# CHALLENGE
Set down the records once more, please, exactly and with the pictures left out.

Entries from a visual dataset
***

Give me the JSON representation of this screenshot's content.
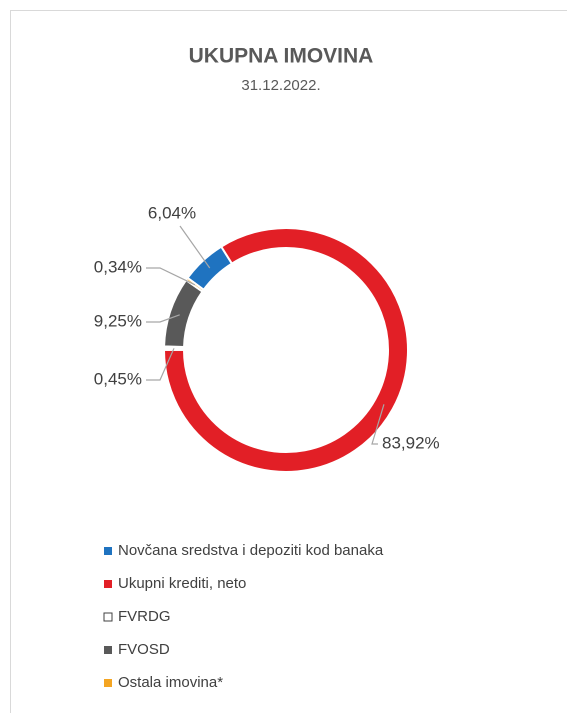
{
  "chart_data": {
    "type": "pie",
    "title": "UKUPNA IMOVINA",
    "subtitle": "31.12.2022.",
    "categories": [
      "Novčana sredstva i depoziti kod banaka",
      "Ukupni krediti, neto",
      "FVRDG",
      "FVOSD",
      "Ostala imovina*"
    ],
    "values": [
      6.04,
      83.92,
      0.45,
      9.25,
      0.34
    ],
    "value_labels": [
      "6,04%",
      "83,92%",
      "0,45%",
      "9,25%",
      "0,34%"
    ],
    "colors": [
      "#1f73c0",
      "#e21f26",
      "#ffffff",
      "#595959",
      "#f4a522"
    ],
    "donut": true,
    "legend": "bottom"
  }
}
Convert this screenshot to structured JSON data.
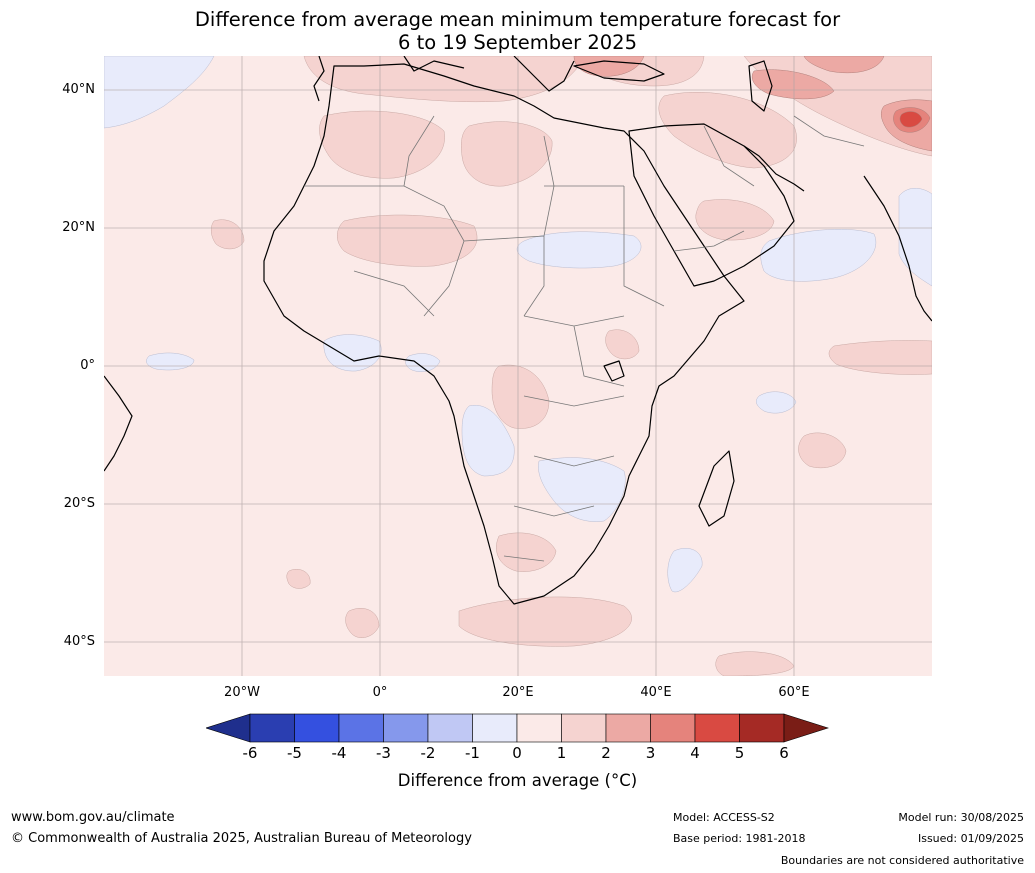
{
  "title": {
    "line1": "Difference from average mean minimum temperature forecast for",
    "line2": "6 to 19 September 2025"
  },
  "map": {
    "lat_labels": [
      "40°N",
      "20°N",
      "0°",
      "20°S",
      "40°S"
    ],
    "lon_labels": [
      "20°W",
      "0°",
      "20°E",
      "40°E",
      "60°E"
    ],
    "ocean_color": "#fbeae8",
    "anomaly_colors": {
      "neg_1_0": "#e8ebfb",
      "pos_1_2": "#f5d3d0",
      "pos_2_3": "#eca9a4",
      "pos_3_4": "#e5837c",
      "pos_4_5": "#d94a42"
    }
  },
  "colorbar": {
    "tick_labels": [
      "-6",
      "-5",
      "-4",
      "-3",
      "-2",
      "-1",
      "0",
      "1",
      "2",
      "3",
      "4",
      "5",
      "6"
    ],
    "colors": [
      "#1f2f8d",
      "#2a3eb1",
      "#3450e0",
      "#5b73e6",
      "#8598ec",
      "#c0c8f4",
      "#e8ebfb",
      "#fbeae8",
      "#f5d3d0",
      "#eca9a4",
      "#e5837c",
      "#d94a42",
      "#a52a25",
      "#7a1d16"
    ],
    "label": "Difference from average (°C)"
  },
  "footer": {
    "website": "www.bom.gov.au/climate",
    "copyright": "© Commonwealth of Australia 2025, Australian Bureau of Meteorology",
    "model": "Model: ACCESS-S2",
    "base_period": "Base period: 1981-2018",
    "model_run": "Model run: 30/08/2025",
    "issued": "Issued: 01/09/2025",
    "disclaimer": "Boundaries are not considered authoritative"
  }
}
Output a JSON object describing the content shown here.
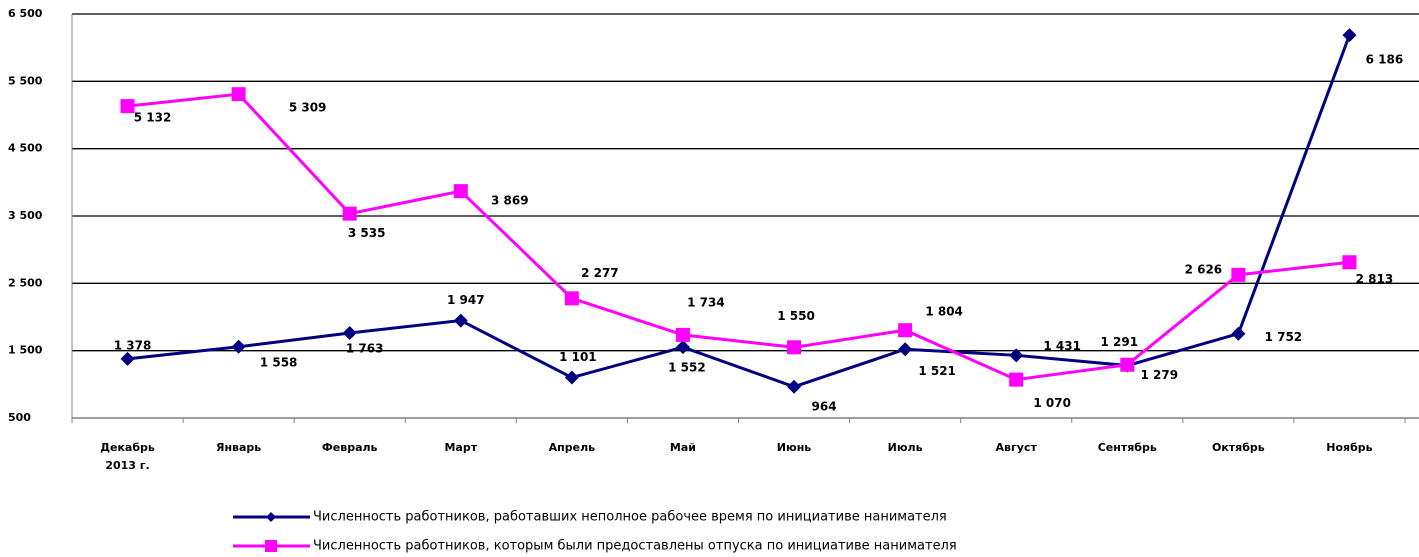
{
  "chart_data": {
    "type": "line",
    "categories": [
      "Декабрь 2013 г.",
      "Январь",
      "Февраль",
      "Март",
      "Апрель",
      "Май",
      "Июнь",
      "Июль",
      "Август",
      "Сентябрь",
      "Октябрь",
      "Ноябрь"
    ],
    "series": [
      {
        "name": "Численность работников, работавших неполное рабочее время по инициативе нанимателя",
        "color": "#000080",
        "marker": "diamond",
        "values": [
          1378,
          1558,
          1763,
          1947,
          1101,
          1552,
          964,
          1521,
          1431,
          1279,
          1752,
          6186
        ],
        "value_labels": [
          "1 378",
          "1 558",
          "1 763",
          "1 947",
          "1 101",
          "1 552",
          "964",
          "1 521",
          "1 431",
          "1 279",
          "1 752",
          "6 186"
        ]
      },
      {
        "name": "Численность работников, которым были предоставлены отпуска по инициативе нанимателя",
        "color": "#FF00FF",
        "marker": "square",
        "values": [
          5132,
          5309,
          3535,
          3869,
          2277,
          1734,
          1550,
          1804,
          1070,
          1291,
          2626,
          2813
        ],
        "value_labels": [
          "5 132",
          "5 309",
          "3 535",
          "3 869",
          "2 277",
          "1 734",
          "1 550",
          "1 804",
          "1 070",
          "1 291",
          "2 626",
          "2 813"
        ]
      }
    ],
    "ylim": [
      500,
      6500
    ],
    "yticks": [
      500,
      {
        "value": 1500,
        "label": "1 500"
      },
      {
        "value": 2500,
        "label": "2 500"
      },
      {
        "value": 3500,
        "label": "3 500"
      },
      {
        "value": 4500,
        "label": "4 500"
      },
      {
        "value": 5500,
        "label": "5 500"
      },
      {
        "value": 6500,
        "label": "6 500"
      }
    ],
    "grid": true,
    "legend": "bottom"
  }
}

***

# OUTPUT OF THE TASK
Give me the JSON representation of this screenshot's content.
{
  "chart_data": {
    "type": "pie",
    "title": "UKUPNA IMOVINA",
    "subtitle": "31.12.2022.",
    "categories": [
      "Novčana sredstva i depoziti kod banaka",
      "Ukupni krediti, neto",
      "FVRDG",
      "FVOSD",
      "Ostala imovina*"
    ],
    "values": [
      6.04,
      83.92,
      0.45,
      9.25,
      0.34
    ],
    "value_labels": [
      "6,04%",
      "83,92%",
      "0,45%",
      "9,25%",
      "0,34%"
    ],
    "colors": [
      "#1f73c0",
      "#e21f26",
      "#ffffff",
      "#595959",
      "#f4a522"
    ],
    "donut": true,
    "legend": "bottom"
  }
}
Convert this screenshot to structured JSON data.
{
  "title": {
    "line1": "Difference from average mean minimum temperature forecast for",
    "line2": "6 to 19 September 2025"
  },
  "map": {
    "lat_labels": [
      "40°N",
      "20°N",
      "0°",
      "20°S",
      "40°S"
    ],
    "lon_labels": [
      "20°W",
      "0°",
      "20°E",
      "40°E",
      "60°E"
    ],
    "ocean_color": "#fbeae8",
    "anomaly_colors": {
      "neg_1_0": "#e8ebfb",
      "pos_1_2": "#f5d3d0",
      "pos_2_3": "#eca9a4",
      "pos_3_4": "#e5837c",
      "pos_4_5": "#d94a42"
    }
  },
  "colorbar": {
    "tick_labels": [
      "-6",
      "-5",
      "-4",
      "-3",
      "-2",
      "-1",
      "0",
      "1",
      "2",
      "3",
      "4",
      "5",
      "6"
    ],
    "colors": [
      "#1f2f8d",
      "#2a3eb1",
      "#3450e0",
      "#5b73e6",
      "#8598ec",
      "#c0c8f4",
      "#e8ebfb",
      "#fbeae8",
      "#f5d3d0",
      "#eca9a4",
      "#e5837c",
      "#d94a42",
      "#a52a25",
      "#7a1d16"
    ],
    "label": "Difference from average (°C)"
  },
  "footer": {
    "website": "www.bom.gov.au/climate",
    "copyright": "© Commonwealth of Australia 2025, Australian Bureau of Meteorology",
    "model": "Model: ACCESS-S2",
    "base_period": "Base period: 1981-2018",
    "model_run": "Model run: 30/08/2025",
    "issued": "Issued: 01/09/2025",
    "disclaimer": "Boundaries are not considered authoritative"
  }
}
Output a JSON object describing the content shown here.
{
  "chart_data": {
    "type": "line",
    "categories": [
      "Декабрь 2013 г.",
      "Январь",
      "Февраль",
      "Март",
      "Апрель",
      "Май",
      "Июнь",
      "Июль",
      "Август",
      "Сентябрь",
      "Октябрь",
      "Ноябрь"
    ],
    "series": [
      {
        "name": "Численность работников, работавших неполное рабочее время по инициативе нанимателя",
        "color": "#000080",
        "marker": "diamond",
        "values": [
          1378,
          1558,
          1763,
          1947,
          1101,
          1552,
          964,
          1521,
          1431,
          1279,
          1752,
          6186
        ],
        "value_labels": [
          "1 378",
          "1 558",
          "1 763",
          "1 947",
          "1 101",
          "1 552",
          "964",
          "1 521",
          "1 431",
          "1 279",
          "1 752",
          "6 186"
        ]
      },
      {
        "name": "Численность работников, которым были предоставлены отпуска по инициативе нанимателя",
        "color": "#FF00FF",
        "marker": "square",
        "values": [
          5132,
          5309,
          3535,
          3869,
          2277,
          1734,
          1550,
          1804,
          1070,
          1291,
          2626,
          2813
        ],
        "value_labels": [
          "5 132",
          "5 309",
          "3 535",
          "3 869",
          "2 277",
          "1 734",
          "1 550",
          "1 804",
          "1 070",
          "1 291",
          "2 626",
          "2 813"
        ]
      }
    ],
    "ylim": [
      500,
      6500
    ],
    "yticks": [
      500,
      {
        "value": 1500,
        "label": "1 500"
      },
      {
        "value": 2500,
        "label": "2 500"
      },
      {
        "value": 3500,
        "label": "3 500"
      },
      {
        "value": 4500,
        "label": "4 500"
      },
      {
        "value": 5500,
        "label": "5 500"
      },
      {
        "value": 6500,
        "label": "6 500"
      }
    ],
    "grid": true,
    "legend": "bottom"
  }
}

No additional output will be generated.